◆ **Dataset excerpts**

........

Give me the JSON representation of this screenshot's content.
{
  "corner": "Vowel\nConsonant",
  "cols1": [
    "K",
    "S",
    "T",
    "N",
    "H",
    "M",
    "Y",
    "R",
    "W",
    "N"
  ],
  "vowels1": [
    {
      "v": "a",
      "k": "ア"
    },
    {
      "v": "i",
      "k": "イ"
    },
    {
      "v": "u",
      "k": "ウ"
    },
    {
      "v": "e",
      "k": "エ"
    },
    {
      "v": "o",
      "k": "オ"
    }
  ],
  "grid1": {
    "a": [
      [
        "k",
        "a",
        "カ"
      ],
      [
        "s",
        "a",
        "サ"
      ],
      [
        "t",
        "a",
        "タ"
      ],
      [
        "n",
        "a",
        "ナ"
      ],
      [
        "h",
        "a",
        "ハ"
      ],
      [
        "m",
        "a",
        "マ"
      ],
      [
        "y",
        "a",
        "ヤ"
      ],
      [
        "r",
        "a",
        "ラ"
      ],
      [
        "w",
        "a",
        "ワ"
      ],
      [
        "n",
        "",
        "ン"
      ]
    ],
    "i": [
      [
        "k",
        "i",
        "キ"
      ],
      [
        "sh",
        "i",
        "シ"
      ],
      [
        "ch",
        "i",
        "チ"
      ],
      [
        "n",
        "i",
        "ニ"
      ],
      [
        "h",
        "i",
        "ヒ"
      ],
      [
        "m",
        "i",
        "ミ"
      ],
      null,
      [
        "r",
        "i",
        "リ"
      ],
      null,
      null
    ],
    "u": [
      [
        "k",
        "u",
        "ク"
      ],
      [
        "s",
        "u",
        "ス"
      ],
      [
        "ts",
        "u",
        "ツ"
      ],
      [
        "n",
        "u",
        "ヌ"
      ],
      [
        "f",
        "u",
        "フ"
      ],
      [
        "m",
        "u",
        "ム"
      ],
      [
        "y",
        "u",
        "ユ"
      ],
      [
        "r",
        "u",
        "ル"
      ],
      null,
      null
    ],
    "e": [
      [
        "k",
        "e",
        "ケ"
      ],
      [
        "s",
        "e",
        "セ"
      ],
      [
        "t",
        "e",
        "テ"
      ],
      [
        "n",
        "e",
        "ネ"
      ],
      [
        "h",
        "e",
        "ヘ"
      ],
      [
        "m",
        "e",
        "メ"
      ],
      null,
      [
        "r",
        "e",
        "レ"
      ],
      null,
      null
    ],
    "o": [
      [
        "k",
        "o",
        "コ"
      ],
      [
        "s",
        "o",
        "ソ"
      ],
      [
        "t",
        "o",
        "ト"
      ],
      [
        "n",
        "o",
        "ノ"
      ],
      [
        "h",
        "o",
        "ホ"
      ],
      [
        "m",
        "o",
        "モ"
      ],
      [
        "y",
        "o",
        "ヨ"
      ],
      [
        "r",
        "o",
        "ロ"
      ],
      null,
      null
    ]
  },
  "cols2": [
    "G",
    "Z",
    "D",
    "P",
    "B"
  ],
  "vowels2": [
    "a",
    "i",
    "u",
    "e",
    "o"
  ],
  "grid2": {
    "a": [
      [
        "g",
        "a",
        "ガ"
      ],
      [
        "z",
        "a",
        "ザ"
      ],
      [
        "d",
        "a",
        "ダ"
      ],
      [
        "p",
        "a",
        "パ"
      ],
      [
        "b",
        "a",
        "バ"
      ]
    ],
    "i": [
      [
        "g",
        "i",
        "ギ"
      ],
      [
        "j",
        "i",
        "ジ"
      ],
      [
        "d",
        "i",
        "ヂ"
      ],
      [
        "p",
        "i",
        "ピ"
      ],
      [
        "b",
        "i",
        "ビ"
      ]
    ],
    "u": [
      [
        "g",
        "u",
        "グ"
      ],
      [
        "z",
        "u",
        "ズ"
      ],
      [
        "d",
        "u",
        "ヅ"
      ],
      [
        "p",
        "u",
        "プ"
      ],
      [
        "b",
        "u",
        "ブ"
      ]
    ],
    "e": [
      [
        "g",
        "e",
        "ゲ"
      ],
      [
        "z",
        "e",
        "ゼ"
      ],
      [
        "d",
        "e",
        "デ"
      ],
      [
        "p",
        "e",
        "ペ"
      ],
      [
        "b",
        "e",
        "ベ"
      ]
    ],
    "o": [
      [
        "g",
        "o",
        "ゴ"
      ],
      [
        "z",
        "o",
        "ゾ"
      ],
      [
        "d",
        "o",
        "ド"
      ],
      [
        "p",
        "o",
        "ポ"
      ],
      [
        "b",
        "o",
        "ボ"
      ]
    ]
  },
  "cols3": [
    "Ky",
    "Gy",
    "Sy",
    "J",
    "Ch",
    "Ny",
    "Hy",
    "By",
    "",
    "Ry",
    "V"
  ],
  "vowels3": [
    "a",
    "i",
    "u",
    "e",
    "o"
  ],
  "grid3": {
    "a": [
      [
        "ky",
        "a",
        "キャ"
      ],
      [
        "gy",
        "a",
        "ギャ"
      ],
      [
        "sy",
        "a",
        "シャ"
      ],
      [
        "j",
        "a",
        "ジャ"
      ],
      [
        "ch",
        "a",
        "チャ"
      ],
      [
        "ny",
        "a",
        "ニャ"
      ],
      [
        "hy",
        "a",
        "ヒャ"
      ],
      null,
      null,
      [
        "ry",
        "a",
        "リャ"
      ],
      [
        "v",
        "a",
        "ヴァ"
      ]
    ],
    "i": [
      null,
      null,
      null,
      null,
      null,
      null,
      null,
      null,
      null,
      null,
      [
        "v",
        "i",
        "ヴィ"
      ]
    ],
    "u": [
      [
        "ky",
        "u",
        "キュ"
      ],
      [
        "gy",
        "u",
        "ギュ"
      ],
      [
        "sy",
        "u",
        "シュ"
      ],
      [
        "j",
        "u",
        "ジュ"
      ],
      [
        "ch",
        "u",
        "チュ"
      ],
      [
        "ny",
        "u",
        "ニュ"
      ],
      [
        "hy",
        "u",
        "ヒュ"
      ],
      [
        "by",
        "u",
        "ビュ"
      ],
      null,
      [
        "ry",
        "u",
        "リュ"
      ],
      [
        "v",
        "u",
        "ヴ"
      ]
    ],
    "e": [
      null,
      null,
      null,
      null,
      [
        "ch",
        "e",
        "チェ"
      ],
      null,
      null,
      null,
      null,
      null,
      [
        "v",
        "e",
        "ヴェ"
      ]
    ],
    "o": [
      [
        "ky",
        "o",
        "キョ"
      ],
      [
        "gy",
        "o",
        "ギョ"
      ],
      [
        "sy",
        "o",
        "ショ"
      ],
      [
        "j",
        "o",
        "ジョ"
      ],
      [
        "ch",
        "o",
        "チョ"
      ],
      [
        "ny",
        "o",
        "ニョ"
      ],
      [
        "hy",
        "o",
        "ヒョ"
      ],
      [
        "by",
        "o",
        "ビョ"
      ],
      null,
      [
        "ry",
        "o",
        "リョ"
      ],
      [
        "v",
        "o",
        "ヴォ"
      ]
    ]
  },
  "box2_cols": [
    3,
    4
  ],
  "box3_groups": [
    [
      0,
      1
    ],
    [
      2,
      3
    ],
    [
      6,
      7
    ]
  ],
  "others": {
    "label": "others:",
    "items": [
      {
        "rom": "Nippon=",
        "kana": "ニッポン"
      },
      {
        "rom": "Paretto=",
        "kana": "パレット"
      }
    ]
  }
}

........

◆ **Instructions to follow**
Return all of the entries word for word.

◆ **Complete response**
Give me the JSON representation of this screenshot's content.
{
  "corner": "Vowel\nConsonant",
  "cols1": [
    "K",
    "S",
    "T",
    "N",
    "H",
    "M",
    "Y",
    "R",
    "W",
    "N"
  ],
  "vowels1": [
    {
      "v": "a",
      "k": "ア"
    },
    {
      "v": "i",
      "k": "イ"
    },
    {
      "v": "u",
      "k": "ウ"
    },
    {
      "v": "e",
      "k": "エ"
    },
    {
      "v": "o",
      "k": "オ"
    }
  ],
  "grid1": {
    "a": [
      [
        "k",
        "a",
        "カ"
      ],
      [
        "s",
        "a",
        "サ"
      ],
      [
        "t",
        "a",
        "タ"
      ],
      [
        "n",
        "a",
        "ナ"
      ],
      [
        "h",
        "a",
        "ハ"
      ],
      [
        "m",
        "a",
        "マ"
      ],
      [
        "y",
        "a",
        "ヤ"
      ],
      [
        "r",
        "a",
        "ラ"
      ],
      [
        "w",
        "a",
        "ワ"
      ],
      [
        "n",
        "",
        "ン"
      ]
    ],
    "i": [
      [
        "k",
        "i",
        "キ"
      ],
      [
        "sh",
        "i",
        "シ"
      ],
      [
        "ch",
        "i",
        "チ"
      ],
      [
        "n",
        "i",
        "ニ"
      ],
      [
        "h",
        "i",
        "ヒ"
      ],
      [
        "m",
        "i",
        "ミ"
      ],
      null,
      [
        "r",
        "i",
        "リ"
      ],
      null,
      null
    ],
    "u": [
      [
        "k",
        "u",
        "ク"
      ],
      [
        "s",
        "u",
        "ス"
      ],
      [
        "ts",
        "u",
        "ツ"
      ],
      [
        "n",
        "u",
        "ヌ"
      ],
      [
        "f",
        "u",
        "フ"
      ],
      [
        "m",
        "u",
        "ム"
      ],
      [
        "y",
        "u",
        "ユ"
      ],
      [
        "r",
        "u",
        "ル"
      ],
      null,
      null
    ],
    "e": [
      [
        "k",
        "e",
        "ケ"
      ],
      [
        "s",
        "e",
        "セ"
      ],
      [
        "t",
        "e",
        "テ"
      ],
      [
        "n",
        "e",
        "ネ"
      ],
      [
        "h",
        "e",
        "ヘ"
      ],
      [
        "m",
        "e",
        "メ"
      ],
      null,
      [
        "r",
        "e",
        "レ"
      ],
      null,
      null
    ],
    "o": [
      [
        "k",
        "o",
        "コ"
      ],
      [
        "s",
        "o",
        "ソ"
      ],
      [
        "t",
        "o",
        "ト"
      ],
      [
        "n",
        "o",
        "ノ"
      ],
      [
        "h",
        "o",
        "ホ"
      ],
      [
        "m",
        "o",
        "モ"
      ],
      [
        "y",
        "o",
        "ヨ"
      ],
      [
        "r",
        "o",
        "ロ"
      ],
      null,
      null
    ]
  },
  "cols2": [
    "G",
    "Z",
    "D",
    "P",
    "B"
  ],
  "vowels2": [
    "a",
    "i",
    "u",
    "e",
    "o"
  ],
  "grid2": {
    "a": [
      [
        "g",
        "a",
        "ガ"
      ],
      [
        "z",
        "a",
        "ザ"
      ],
      [
        "d",
        "a",
        "ダ"
      ],
      [
        "p",
        "a",
        "パ"
      ],
      [
        "b",
        "a",
        "バ"
      ]
    ],
    "i": [
      [
        "g",
        "i",
        "ギ"
      ],
      [
        "j",
        "i",
        "ジ"
      ],
      [
        "d",
        "i",
        "ヂ"
      ],
      [
        "p",
        "i",
        "ピ"
      ],
      [
        "b",
        "i",
        "ビ"
      ]
    ],
    "u": [
      [
        "g",
        "u",
        "グ"
      ],
      [
        "z",
        "u",
        "ズ"
      ],
      [
        "d",
        "u",
        "ヅ"
      ],
      [
        "p",
        "u",
        "プ"
      ],
      [
        "b",
        "u",
        "ブ"
      ]
    ],
    "e": [
      [
        "g",
        "e",
        "ゲ"
      ],
      [
        "z",
        "e",
        "ゼ"
      ],
      [
        "d",
        "e",
        "デ"
      ],
      [
        "p",
        "e",
        "ペ"
      ],
      [
        "b",
        "e",
        "ベ"
      ]
    ],
    "o": [
      [
        "g",
        "o",
        "ゴ"
      ],
      [
        "z",
        "o",
        "ゾ"
      ],
      [
        "d",
        "o",
        "ド"
      ],
      [
        "p",
        "o",
        "ポ"
      ],
      [
        "b",
        "o",
        "ボ"
      ]
    ]
  },
  "cols3": [
    "Ky",
    "Gy",
    "Sy",
    "J",
    "Ch",
    "Ny",
    "Hy",
    "By",
    "",
    "Ry",
    "V"
  ],
  "vowels3": [
    "a",
    "i",
    "u",
    "e",
    "o"
  ],
  "grid3": {
    "a": [
      [
        "ky",
        "a",
        "キャ"
      ],
      [
        "gy",
        "a",
        "ギャ"
      ],
      [
        "sy",
        "a",
        "シャ"
      ],
      [
        "j",
        "a",
        "ジャ"
      ],
      [
        "ch",
        "a",
        "チャ"
      ],
      [
        "ny",
        "a",
        "ニャ"
      ],
      [
        "hy",
        "a",
        "ヒャ"
      ],
      null,
      null,
      [
        "ry",
        "a",
        "リャ"
      ],
      [
        "v",
        "a",
        "ヴァ"
      ]
    ],
    "i": [
      null,
      null,
      null,
      null,
      null,
      null,
      null,
      null,
      null,
      null,
      [
        "v",
        "i",
        "ヴィ"
      ]
    ],
    "u": [
      [
        "ky",
        "u",
        "キュ"
      ],
      [
        "gy",
        "u",
        "ギュ"
      ],
      [
        "sy",
        "u",
        "シュ"
      ],
      [
        "j",
        "u",
        "ジュ"
      ],
      [
        "ch",
        "u",
        "チュ"
      ],
      [
        "ny",
        "u",
        "ニュ"
      ],
      [
        "hy",
        "u",
        "ヒュ"
      ],
      [
        "by",
        "u",
        "ビュ"
      ],
      null,
      [
        "ry",
        "u",
        "リュ"
      ],
      [
        "v",
        "u",
        "ヴ"
      ]
    ],
    "e": [
      null,
      null,
      null,
      null,
      [
        "ch",
        "e",
        "チェ"
      ],
      null,
      null,
      null,
      null,
      null,
      [
        "v",
        "e",
        "ヴェ"
      ]
    ],
    "o": [
      [
        "ky",
        "o",
        "キョ"
      ],
      [
        "gy",
        "o",
        "ギョ"
      ],
      [
        "sy",
        "o",
        "ショ"
      ],
      [
        "j",
        "o",
        "ジョ"
      ],
      [
        "ch",
        "o",
        "チョ"
      ],
      [
        "ny",
        "o",
        "ニョ"
      ],
      [
        "hy",
        "o",
        "ヒョ"
      ],
      [
        "by",
        "o",
        "ビョ"
      ],
      null,
      [
        "ry",
        "o",
        "リョ"
      ],
      [
        "v",
        "o",
        "ヴォ"
      ]
    ]
  },
  "box2_cols": [
    3,
    4
  ],
  "box3_groups": [
    [
      0,
      1
    ],
    [
      2,
      3
    ],
    [
      6,
      7
    ]
  ],
  "others": {
    "label": "others:",
    "items": [
      {
        "rom": "Nippon=",
        "kana": "ニッポン"
      },
      {
        "rom": "Paretto=",
        "kana": "パレット"
      }
    ]
  }
}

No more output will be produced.